> _Work to complete_
**A.** In the excerpt on the Luisita stock distribution plan, when did the University of the Philippines Law Center submit its position paper to the Senate Agrarian Reform Committee?
**B.** Can you write the next paragraph of the excerpt on the Luisita stock distribution plan, starting right after its final sentence?

Santos, on the other
hand, said that the SDO deprives the farmers’ right to the land they till
which, first and foremost, is a legitimate issue.
Solution
In a Memorandum of
Agreement (MoA) signed by Tadeco, the HLI, DAR and a handful of farm
beneficiaries stated that they have entered into this agreement “in the
spirit of the CARP with the end view of improving the lot of farm
beneficiaries of the stock distribution plan and obtaining for them
greater benefits.’
“The question is: Is
the purpose of the SDO achieved? Has it become successful?” Santos asks.
This question also
rings in the mind of the sugar farm workers who have staged a work
stoppage since Nov. 6 to, among their demands, force the DAR to review the
implementation and effects of the SDO on their daily lives.
Sugar farm workers
say that since the incorporation of the hacienda, they have experienced
greater hardships due to, among others, diminishing mandays caused by
mechanization of sugar cane production and the land use conversion.
In Tadem’s statement,
the Luisita stock option plan had been denounced as "unconstitutional" by
the University of the Philippines
Law
Center in a position paper submitted in
June 1990 to the Senate Agrarian Reform Committee. The memorandum stated
that the "scheme is violative not only of the social justice provisions
but even more so of the specific provisions of the Constitution on
agrarian reform" since it "allows the original owners to remain the
controlling interest at the expense of the supposedly farmer
beneficiaries."

> _Stored data_
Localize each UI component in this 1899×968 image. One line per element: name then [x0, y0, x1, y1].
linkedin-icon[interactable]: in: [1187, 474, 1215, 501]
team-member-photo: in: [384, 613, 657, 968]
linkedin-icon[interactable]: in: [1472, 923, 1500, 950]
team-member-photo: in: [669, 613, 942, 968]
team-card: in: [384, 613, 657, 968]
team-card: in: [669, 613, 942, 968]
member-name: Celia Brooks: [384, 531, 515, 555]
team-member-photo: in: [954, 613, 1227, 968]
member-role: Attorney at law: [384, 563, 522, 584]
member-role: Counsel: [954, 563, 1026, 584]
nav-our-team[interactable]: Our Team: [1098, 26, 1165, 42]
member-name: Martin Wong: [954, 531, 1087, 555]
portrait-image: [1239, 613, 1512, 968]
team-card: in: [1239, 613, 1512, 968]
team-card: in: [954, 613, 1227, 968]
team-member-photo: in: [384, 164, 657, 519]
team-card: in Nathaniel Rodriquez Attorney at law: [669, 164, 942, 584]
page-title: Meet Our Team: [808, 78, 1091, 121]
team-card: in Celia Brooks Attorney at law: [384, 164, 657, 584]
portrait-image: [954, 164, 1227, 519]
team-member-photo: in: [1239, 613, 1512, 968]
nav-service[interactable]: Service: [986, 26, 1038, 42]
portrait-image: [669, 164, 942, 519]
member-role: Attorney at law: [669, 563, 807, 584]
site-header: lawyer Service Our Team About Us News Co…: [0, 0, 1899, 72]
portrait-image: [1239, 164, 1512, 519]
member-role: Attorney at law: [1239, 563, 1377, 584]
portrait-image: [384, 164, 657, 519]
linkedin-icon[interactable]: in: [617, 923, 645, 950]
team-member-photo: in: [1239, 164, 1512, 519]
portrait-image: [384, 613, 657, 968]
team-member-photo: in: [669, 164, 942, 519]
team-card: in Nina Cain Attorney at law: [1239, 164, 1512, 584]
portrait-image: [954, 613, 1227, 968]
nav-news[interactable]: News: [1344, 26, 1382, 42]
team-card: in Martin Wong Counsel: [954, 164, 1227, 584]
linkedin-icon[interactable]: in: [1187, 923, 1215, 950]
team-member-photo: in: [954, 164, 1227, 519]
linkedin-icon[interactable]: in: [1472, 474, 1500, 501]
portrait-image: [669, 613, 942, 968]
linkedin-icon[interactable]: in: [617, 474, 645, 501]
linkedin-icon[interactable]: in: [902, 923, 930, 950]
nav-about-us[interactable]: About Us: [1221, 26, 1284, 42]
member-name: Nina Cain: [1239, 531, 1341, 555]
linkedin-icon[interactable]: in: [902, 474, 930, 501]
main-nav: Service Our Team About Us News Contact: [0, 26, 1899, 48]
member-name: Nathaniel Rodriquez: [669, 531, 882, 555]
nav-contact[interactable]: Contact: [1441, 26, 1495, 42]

> _Response list_
**A.** June 1990

**B.**
If the SDO does not
actually benefit the sugar farm workers of the HLI, Santos, said it is
imperative for the DAR to nullify the implementation of the SDO at HLI and
pursue the lower court decision against the Cojuangcos.
Under these
circumstance, the former DAR official said, that makes the Cojuangcos
legally bound to distribute the hacienda to small farmers.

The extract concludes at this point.